(Recorded data)
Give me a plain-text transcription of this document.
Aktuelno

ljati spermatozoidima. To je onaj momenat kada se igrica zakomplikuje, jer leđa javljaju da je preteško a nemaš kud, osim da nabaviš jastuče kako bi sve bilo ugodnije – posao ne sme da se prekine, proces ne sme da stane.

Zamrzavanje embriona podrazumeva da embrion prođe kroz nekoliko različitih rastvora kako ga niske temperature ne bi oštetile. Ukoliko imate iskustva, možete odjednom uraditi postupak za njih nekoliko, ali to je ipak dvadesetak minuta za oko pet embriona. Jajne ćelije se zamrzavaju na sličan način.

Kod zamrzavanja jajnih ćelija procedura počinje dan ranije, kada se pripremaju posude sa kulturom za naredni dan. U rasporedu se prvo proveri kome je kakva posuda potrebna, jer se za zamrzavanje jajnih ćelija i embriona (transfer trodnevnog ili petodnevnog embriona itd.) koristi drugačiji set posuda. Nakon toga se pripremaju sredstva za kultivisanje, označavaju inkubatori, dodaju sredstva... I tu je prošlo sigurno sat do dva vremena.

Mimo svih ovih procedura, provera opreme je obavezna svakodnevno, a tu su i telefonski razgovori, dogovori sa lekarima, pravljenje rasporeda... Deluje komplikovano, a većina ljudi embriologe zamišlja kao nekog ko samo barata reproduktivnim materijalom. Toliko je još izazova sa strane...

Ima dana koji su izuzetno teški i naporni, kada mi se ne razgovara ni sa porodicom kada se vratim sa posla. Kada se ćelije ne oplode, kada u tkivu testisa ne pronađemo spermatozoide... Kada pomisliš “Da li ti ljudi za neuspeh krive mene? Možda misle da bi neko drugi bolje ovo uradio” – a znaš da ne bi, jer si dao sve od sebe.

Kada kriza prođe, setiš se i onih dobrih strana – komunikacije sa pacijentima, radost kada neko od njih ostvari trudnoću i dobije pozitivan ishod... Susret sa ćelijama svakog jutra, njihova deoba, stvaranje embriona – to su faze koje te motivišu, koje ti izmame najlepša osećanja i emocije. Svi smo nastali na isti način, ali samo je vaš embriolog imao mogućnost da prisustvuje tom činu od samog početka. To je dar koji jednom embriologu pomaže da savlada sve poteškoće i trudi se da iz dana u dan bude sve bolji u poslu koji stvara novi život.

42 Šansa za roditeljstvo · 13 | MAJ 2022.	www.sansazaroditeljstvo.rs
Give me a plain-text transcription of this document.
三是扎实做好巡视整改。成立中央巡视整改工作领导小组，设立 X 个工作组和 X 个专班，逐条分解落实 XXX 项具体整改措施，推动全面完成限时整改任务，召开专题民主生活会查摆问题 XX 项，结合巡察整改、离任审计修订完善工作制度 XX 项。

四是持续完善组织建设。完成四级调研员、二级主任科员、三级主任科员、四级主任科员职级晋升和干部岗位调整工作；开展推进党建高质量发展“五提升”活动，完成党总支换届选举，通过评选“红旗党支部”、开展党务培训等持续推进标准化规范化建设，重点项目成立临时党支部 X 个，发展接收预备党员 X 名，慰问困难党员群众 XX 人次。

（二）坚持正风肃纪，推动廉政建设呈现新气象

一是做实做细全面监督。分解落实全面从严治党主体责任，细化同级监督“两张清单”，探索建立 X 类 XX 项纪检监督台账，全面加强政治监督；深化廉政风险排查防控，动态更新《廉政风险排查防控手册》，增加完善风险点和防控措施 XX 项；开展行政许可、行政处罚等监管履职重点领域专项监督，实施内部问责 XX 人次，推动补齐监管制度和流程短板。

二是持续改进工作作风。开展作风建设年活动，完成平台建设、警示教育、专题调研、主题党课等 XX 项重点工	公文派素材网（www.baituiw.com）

WHAT TO WORK ON: From the records above, pull out each line that has "ćelije".

RESULT OF THE TASK:
Zamrzavanje embriona podrazumeva da embrion prođe kroz nekoliko različitih rastvora kako ga niske temperature ne bi oštetile. Ukoliko imate iskustva, možete odjednom uraditi postupak za njih nekoliko, ali to je ipak dvadesetak minuta za oko pet embriona. Jajne ćelije se zamrzavaju na sličan način.
Ima dana koji su izuzetno teški i naporni, kada mi se ne razgovara ni sa porodicom kada se vratim sa posla. Kada se ćelije ne oplode, kada u tkivu testisa ne pronađemo spermatozoide... Kada pomisliš “Da li ti ljudi za neuspeh krive mene? Možda misle da bi neko drugi bolje ovo uradio” – a znaš da ne bi, jer si dao sve od sebe.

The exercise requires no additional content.